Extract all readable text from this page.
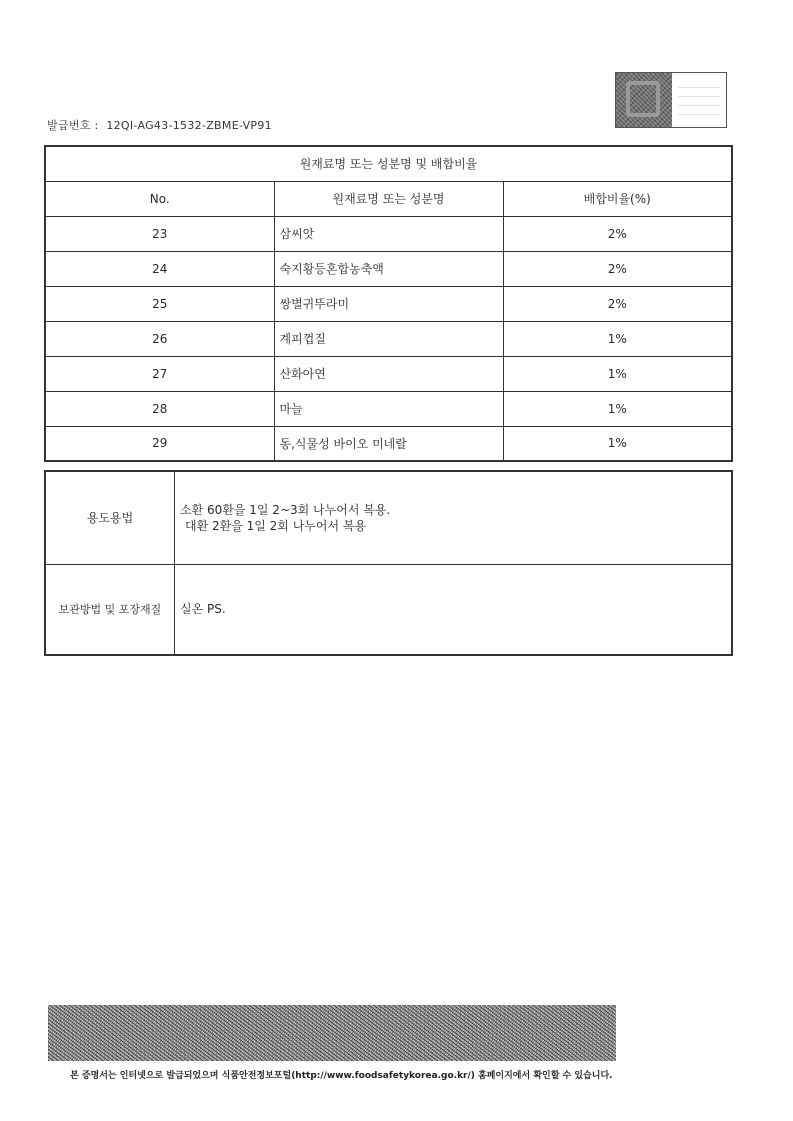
발급번호 : 12QI-AG43-1532-ZBME-VP91
원재료명 또는 성분명 및 배합비율		
No.	원재료명 또는 성분명	배합비율(%)
23	삼씨앗	2%
24	숙지황등혼합농축액	2%
25	쌍별귀뚜라미	2%
26	계피껍질	1%
27	산화아연	1%
28	마늘	1%
29	동,식물성 바이오 미네랄	1%
용도용법	소환 60환을 1일 2~3회 나누어서 복용.
대환 2환을 1일 2회 나누어서 복용

보관방법 및 포장재질	실온 PS.
본 증명서는 인터넷으로 발급되었으며 식품안전정보포털(http://www.foodsafetykorea.go.kr/) 홈페이지에서 확인할 수 있습니다.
::::
> [Task requirements] Repeat the material verbatim. Do not carry over any picture.

> [Solution for this problem]
Extract all readable text from this page.
발급번호 : 12QI-AG43-1532-ZBME-VP91
원재료명 또는 성분명 및 배합비율		
No.	원재료명 또는 성분명	배합비율(%)
23	삼씨앗	2%
24	숙지황등혼합농축액	2%
25	쌍별귀뚜라미	2%
26	계피껍질	1%
27	산화아연	1%
28	마늘	1%
29	동,식물성 바이오 미네랄	1%
용도용법	소환 60환을 1일 2~3회 나누어서 복용.
대환 2환을 1일 2회 나누어서 복용

보관방법 및 포장재질	실온 PS.
본 증명서는 인터넷으로 발급되었으며 식품안전정보포털(http://www.foodsafetykorea.go.kr/) 홈페이지에서 확인할 수 있습니다.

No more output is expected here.